INSTRUCTION >> Find and copy lines holding "text".

··· INFORMATION PROVIDED

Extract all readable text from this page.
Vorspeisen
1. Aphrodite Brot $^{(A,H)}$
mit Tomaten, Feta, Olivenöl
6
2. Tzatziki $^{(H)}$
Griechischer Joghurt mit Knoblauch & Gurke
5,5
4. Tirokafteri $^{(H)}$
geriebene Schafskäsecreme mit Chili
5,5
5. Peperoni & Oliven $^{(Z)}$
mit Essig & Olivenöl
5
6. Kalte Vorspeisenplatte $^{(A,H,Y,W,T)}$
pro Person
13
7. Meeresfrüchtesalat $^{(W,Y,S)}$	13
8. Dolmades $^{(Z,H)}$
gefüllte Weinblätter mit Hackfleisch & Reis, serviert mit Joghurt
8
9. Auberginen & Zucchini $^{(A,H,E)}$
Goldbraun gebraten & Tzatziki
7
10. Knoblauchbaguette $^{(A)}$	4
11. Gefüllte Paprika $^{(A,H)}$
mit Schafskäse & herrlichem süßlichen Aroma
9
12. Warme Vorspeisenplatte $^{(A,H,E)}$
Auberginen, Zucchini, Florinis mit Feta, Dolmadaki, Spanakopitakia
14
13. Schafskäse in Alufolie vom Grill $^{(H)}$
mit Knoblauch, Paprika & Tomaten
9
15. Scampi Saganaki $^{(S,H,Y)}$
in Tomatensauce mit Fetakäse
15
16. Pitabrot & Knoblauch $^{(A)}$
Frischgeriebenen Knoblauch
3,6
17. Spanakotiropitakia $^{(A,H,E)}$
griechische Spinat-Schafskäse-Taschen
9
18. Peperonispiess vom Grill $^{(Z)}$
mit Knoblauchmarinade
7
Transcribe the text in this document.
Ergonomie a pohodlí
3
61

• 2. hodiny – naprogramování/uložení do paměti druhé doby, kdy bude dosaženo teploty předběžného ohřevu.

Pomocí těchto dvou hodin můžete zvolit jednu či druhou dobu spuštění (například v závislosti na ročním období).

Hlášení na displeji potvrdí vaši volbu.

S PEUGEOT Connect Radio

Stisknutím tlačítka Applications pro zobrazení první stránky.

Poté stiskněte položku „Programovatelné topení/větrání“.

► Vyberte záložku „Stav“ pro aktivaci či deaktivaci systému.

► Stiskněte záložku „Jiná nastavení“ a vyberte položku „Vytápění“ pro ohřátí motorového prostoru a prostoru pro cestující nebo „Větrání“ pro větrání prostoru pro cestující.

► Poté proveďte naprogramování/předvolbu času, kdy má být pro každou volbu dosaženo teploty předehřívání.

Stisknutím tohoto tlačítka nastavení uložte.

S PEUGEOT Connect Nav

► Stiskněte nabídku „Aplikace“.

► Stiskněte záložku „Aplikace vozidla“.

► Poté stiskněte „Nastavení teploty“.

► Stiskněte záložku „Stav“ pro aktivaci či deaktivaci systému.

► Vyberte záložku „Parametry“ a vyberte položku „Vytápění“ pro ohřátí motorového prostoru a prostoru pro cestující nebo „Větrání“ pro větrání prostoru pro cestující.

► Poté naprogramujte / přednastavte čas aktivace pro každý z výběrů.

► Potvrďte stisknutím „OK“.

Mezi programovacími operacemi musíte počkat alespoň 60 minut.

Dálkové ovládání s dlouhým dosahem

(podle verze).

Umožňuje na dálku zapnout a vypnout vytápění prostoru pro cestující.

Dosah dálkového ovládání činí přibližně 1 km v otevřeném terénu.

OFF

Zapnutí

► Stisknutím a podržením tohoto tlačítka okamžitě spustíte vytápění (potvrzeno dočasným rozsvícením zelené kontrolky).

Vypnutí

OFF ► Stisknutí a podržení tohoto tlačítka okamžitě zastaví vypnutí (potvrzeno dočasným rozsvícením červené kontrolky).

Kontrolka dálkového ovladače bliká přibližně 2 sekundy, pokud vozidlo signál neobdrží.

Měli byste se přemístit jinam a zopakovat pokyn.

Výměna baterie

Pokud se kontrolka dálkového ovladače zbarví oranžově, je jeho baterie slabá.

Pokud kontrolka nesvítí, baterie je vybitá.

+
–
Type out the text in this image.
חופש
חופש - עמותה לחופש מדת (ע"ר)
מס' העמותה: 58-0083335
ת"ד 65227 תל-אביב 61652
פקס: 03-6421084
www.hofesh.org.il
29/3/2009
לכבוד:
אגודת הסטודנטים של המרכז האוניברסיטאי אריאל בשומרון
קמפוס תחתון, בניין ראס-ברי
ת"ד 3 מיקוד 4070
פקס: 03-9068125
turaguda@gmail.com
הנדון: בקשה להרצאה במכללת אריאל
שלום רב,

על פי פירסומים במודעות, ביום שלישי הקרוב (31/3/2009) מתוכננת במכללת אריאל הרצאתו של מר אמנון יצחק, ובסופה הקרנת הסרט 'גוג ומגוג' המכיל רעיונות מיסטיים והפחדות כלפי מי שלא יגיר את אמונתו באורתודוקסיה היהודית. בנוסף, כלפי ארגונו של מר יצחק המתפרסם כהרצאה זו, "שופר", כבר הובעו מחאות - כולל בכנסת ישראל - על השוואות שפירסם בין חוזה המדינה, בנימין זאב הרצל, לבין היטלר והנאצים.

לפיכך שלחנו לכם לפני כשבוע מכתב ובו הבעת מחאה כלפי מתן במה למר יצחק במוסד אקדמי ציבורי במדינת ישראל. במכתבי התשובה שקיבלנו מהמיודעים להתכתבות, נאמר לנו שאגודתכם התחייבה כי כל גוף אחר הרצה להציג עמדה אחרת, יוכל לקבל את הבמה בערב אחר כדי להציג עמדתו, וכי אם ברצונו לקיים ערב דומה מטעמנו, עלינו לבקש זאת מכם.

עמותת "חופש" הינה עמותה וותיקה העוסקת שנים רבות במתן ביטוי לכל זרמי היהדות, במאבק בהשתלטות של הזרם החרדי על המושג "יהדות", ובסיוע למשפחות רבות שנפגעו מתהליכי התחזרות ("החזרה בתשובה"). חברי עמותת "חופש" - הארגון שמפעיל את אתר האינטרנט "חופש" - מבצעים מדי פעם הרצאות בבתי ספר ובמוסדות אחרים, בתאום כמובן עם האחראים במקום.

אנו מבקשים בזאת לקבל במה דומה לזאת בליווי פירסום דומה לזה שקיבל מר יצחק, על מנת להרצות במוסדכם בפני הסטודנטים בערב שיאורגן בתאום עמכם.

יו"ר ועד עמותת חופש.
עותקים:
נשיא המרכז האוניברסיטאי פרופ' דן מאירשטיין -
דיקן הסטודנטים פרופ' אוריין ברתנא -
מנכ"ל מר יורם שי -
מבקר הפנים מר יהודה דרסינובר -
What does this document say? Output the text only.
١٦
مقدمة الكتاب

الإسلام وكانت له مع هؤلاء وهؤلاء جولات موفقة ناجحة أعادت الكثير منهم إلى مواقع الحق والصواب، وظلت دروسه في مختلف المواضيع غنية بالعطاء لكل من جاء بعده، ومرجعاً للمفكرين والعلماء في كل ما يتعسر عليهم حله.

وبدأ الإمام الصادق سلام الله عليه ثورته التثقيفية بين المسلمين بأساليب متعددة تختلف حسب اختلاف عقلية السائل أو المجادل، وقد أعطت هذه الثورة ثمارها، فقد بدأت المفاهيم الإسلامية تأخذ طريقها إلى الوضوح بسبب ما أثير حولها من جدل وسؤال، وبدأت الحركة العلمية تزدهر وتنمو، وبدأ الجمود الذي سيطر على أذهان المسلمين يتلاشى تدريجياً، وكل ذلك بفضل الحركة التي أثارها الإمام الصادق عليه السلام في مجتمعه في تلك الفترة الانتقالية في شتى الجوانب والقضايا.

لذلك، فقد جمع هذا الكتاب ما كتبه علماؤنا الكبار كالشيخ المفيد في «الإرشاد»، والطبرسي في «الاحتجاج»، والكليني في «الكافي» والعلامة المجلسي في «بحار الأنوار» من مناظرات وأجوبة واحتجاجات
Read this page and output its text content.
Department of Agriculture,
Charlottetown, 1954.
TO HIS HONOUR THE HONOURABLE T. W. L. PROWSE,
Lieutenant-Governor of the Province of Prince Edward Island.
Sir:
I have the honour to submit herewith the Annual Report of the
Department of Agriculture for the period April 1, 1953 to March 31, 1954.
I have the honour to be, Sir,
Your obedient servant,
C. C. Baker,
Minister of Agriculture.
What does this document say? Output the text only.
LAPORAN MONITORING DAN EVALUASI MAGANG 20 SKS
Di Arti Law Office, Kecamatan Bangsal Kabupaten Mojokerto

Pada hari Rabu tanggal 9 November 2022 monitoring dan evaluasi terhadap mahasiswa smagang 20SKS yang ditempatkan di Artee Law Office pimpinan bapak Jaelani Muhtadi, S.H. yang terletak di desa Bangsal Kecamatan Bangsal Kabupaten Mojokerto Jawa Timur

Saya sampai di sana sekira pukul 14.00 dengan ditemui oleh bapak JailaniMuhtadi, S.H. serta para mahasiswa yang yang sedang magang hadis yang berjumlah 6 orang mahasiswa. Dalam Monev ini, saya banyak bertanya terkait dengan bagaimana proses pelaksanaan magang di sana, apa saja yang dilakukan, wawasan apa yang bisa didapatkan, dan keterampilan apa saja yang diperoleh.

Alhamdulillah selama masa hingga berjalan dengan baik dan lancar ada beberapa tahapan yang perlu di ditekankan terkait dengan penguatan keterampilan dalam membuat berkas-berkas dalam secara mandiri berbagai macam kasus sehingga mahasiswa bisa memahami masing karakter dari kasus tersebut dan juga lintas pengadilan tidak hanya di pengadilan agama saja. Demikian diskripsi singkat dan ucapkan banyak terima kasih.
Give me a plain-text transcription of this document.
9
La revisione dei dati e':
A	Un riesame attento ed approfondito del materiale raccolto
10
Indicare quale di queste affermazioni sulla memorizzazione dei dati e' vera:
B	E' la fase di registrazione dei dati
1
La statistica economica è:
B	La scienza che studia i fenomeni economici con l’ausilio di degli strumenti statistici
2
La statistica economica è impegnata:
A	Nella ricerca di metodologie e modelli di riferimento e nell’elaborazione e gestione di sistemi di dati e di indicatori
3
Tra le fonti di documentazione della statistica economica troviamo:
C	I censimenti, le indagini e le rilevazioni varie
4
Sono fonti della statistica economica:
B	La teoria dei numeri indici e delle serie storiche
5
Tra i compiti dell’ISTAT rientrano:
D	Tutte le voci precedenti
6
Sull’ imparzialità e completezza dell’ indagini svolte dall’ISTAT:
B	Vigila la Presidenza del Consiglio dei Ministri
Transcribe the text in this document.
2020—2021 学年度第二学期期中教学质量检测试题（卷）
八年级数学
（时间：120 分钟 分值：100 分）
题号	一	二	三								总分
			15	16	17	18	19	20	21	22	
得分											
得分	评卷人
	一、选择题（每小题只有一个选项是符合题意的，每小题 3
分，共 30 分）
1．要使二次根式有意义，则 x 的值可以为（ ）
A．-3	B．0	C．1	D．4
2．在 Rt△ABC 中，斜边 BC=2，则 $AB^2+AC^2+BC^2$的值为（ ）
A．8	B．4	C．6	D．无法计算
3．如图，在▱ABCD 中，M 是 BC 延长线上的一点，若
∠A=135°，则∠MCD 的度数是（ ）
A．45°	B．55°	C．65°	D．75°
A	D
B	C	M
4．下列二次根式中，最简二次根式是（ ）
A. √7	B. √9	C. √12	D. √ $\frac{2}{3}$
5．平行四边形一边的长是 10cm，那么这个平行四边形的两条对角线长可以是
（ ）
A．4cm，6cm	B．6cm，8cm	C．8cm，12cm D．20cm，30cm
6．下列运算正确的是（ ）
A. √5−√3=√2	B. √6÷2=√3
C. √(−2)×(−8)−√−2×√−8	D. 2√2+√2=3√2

······

RESULT OF THIS TASK >>
Extract all readable text from this page.
Transcribe the text in this document.
Type out the text in this image.
What does this document say? Output the text only.
Read this page and output its text content.
What does this document say? Output the text only.
Give me a plain-text transcription of this document.
Transcribe the text in this document.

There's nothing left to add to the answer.